### Data records
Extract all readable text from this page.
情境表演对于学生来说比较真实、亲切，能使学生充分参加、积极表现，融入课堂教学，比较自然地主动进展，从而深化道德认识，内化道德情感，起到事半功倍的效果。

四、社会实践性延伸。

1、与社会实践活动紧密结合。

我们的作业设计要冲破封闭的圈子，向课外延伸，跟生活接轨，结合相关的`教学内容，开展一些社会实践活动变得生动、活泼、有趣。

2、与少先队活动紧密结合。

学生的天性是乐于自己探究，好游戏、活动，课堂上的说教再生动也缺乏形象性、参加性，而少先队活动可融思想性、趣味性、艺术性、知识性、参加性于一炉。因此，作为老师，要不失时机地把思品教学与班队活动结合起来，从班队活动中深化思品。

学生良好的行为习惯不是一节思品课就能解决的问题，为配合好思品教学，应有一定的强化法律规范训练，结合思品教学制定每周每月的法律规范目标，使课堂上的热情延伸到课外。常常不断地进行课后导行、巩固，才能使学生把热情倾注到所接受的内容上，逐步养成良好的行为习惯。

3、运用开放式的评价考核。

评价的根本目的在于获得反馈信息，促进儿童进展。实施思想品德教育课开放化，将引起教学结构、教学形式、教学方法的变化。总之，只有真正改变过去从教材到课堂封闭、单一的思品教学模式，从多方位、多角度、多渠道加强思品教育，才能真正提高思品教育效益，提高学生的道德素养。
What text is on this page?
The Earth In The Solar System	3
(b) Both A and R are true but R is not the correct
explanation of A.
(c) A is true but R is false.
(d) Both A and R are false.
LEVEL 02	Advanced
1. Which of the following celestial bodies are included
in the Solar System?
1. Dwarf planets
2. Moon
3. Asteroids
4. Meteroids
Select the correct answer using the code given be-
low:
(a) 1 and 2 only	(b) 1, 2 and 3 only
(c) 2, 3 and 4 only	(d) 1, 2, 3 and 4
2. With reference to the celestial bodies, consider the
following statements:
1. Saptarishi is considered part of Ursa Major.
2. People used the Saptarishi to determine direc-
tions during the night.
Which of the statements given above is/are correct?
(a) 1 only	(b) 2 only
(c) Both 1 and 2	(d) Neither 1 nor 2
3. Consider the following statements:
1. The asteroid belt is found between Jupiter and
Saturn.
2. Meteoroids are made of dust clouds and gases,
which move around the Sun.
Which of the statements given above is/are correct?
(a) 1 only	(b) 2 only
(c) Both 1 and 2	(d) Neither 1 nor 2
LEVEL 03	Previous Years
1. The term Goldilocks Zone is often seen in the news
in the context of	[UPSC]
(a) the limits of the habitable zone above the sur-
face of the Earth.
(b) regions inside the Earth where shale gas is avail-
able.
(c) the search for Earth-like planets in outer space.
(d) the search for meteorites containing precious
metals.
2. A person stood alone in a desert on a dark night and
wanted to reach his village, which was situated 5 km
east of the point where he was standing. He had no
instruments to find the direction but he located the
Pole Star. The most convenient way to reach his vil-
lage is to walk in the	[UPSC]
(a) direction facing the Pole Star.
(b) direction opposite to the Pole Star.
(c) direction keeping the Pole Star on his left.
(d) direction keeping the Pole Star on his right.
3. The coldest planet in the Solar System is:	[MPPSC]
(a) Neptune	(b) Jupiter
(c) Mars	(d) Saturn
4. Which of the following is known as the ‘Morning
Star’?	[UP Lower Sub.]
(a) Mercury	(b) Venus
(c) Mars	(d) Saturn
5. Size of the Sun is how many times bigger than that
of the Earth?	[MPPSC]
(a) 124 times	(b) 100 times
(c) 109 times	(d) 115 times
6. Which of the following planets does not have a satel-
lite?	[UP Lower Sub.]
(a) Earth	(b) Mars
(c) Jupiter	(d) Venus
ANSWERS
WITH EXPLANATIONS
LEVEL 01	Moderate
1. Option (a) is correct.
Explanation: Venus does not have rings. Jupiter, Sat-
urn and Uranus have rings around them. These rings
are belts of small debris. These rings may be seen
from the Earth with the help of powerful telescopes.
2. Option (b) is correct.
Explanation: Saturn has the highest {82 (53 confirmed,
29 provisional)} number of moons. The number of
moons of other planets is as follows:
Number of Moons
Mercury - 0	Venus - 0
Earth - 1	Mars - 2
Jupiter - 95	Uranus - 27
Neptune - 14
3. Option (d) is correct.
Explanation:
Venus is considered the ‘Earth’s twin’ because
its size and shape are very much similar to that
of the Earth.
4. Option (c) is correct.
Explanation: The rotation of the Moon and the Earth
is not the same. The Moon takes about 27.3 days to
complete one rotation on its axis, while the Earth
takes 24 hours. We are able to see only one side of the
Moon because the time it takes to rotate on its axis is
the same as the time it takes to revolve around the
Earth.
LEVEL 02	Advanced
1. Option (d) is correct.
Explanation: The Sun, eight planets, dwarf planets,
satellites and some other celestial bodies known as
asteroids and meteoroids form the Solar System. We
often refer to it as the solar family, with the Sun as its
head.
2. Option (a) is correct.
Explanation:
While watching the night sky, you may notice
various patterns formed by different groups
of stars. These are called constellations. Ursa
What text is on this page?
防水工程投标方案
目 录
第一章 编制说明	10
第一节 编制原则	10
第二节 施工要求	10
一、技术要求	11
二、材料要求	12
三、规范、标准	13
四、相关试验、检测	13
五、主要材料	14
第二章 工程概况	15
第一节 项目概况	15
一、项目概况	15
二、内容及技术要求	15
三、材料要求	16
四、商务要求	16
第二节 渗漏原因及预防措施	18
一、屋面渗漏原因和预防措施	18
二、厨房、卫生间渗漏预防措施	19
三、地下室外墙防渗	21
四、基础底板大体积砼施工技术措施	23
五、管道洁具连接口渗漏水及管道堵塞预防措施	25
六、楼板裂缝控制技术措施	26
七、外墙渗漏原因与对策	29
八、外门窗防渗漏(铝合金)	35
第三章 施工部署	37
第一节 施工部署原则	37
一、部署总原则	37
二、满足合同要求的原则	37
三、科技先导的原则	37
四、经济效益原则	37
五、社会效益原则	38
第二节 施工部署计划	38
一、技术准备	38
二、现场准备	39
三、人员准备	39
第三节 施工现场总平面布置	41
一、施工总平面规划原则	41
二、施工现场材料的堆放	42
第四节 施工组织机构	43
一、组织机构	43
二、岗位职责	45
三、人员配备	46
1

### Required work
Find out how many lines in the listing contain the string "Saturn". Give the number alone.

### Task response
4